Provided entries:
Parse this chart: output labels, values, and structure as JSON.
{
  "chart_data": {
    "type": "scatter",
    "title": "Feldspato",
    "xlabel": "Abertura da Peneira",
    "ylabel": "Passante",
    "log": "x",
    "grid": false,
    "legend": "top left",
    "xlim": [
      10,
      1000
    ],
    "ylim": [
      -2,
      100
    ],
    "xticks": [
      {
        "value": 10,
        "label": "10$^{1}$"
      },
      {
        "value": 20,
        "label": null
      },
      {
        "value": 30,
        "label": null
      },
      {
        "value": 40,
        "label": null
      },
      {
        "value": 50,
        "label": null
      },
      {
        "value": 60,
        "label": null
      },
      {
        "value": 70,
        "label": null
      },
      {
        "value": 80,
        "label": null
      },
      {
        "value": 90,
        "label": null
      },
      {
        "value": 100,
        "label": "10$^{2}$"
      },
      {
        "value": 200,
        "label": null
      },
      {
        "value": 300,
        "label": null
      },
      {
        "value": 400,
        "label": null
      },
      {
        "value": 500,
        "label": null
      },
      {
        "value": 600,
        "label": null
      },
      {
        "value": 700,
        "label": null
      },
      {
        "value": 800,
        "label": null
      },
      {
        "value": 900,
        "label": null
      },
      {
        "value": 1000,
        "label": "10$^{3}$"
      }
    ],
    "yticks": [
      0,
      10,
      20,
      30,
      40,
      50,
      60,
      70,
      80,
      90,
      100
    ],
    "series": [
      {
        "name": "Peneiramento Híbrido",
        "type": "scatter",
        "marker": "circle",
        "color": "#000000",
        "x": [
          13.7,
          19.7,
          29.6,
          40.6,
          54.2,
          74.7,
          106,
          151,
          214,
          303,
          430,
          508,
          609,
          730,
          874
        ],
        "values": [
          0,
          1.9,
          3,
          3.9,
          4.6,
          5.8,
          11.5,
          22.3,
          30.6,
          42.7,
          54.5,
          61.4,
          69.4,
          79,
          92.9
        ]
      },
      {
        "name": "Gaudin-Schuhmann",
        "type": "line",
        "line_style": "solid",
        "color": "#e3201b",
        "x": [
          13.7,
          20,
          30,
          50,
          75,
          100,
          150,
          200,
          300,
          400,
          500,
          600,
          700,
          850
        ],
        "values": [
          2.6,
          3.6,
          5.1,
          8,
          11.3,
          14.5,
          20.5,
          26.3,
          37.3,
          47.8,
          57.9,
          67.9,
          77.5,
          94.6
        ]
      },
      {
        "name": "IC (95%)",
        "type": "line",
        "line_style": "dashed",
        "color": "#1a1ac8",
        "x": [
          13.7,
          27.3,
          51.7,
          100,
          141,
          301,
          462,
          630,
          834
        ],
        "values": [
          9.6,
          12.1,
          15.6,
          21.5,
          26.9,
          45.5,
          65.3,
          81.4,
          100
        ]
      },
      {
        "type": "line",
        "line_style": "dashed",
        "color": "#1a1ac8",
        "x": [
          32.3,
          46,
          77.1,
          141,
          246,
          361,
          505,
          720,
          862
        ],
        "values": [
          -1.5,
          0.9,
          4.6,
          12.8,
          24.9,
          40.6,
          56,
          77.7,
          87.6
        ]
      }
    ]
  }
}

Required work: Point out every line holding the string "color" and copy it.

Full response:
        "color": "#000000",
        "color": "#e3201b",
        "color": "#1a1ac8",
        "color": "#1a1ac8",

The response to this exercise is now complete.